Data items
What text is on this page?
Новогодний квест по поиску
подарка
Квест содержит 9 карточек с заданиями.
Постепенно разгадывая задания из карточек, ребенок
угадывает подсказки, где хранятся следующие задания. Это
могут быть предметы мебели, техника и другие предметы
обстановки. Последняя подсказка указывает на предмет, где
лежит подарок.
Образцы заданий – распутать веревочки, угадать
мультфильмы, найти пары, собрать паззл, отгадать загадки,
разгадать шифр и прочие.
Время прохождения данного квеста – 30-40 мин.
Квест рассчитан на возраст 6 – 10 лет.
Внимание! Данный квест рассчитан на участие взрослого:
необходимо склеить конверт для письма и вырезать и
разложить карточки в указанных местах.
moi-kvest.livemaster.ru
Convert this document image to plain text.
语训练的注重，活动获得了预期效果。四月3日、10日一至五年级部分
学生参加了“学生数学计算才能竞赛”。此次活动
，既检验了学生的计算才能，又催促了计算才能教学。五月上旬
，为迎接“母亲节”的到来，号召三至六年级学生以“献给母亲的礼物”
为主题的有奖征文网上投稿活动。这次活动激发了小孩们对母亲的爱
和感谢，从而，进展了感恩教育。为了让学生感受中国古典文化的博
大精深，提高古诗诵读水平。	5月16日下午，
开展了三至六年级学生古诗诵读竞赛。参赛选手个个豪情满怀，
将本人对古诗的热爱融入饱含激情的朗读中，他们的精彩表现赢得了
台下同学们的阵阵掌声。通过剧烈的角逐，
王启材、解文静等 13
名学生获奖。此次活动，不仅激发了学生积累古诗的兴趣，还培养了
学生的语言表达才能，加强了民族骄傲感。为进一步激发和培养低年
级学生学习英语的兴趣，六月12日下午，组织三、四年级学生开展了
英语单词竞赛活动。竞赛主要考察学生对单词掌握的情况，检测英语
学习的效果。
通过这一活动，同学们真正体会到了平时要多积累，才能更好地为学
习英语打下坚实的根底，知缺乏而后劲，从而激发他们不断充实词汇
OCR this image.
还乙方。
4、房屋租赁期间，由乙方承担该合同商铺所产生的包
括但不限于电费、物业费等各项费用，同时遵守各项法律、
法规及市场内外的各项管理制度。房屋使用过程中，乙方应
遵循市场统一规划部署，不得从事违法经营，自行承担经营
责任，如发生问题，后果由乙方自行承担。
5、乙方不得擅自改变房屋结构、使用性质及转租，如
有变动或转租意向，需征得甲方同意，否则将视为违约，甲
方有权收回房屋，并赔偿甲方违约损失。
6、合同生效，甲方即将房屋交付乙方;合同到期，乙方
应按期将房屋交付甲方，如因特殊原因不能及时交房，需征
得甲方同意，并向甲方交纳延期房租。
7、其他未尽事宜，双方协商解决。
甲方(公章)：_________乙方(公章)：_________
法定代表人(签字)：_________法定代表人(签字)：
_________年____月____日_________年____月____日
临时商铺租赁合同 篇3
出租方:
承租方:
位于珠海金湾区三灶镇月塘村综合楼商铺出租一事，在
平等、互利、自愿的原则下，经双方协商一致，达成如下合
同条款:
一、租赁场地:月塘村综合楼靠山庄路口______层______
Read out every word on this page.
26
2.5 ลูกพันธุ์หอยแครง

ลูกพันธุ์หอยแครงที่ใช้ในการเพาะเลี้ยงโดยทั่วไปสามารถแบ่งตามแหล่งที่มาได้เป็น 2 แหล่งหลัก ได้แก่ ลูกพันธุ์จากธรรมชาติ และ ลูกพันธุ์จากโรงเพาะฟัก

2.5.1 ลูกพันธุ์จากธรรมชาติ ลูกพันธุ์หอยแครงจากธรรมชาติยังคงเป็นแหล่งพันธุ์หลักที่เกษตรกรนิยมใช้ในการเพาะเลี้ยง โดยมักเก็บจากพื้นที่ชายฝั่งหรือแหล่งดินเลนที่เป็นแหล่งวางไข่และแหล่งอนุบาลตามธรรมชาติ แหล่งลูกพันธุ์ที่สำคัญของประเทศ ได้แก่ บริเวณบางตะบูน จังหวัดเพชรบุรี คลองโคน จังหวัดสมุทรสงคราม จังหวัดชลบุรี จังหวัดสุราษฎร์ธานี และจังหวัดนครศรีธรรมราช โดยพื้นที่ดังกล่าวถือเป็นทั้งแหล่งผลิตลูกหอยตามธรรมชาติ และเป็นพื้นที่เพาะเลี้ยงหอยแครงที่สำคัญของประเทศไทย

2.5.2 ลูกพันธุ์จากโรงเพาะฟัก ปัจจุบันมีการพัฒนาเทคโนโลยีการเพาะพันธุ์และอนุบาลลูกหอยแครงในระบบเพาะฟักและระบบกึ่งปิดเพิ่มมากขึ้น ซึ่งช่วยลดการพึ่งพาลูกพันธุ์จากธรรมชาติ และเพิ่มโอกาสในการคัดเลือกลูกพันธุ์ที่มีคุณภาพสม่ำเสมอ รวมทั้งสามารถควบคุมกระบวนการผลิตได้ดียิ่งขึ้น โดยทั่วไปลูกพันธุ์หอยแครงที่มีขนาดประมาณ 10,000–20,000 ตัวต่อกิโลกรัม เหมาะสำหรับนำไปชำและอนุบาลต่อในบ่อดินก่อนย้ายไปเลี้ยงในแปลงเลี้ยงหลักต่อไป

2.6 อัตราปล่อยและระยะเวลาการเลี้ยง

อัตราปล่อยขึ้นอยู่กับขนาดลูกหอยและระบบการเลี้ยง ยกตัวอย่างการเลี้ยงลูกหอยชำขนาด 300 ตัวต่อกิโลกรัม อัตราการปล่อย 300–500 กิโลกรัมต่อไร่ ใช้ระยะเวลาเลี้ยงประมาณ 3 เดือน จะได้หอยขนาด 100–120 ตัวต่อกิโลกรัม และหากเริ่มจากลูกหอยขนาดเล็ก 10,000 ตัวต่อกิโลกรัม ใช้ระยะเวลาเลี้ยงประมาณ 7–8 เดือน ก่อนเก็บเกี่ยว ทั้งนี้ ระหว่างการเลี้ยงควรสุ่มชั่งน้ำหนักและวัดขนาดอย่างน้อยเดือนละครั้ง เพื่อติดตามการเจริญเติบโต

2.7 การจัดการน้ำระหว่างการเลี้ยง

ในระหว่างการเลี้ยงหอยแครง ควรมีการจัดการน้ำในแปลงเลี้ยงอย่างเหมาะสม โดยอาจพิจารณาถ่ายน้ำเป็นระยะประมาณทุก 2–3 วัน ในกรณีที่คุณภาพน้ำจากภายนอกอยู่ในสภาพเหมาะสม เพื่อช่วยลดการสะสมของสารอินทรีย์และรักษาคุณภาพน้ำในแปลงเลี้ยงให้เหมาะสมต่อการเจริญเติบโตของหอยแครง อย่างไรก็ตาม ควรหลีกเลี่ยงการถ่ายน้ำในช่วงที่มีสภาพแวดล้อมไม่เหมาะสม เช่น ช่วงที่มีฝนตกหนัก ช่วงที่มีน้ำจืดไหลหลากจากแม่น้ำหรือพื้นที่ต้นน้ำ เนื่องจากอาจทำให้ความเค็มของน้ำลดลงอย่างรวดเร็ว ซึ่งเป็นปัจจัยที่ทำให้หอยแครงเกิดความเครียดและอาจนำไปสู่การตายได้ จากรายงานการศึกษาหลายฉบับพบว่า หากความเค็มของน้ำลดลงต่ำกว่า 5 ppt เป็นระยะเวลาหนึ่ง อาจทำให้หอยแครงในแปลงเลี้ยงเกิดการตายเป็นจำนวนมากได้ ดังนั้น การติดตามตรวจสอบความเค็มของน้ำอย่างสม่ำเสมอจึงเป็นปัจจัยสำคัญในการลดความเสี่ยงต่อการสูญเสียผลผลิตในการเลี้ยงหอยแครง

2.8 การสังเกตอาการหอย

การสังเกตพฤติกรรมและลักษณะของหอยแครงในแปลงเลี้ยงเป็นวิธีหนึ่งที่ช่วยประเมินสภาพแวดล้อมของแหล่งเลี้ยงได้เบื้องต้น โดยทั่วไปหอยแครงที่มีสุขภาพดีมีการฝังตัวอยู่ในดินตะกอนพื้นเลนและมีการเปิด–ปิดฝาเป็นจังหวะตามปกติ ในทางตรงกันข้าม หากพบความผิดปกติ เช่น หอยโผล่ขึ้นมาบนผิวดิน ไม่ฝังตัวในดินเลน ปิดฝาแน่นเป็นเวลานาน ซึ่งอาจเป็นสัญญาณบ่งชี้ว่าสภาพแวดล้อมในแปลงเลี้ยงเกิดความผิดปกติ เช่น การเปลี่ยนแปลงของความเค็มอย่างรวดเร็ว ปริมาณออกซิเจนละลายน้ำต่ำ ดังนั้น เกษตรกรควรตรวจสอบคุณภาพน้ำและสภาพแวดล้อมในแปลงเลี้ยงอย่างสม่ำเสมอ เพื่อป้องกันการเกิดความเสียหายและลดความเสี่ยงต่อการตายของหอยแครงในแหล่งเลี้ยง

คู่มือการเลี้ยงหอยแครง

• [YOUR OBJECTIVE]: Tell how many lines of the material above hold "text", answering with a bare number.

• [CORRECT RESPONSE]: 2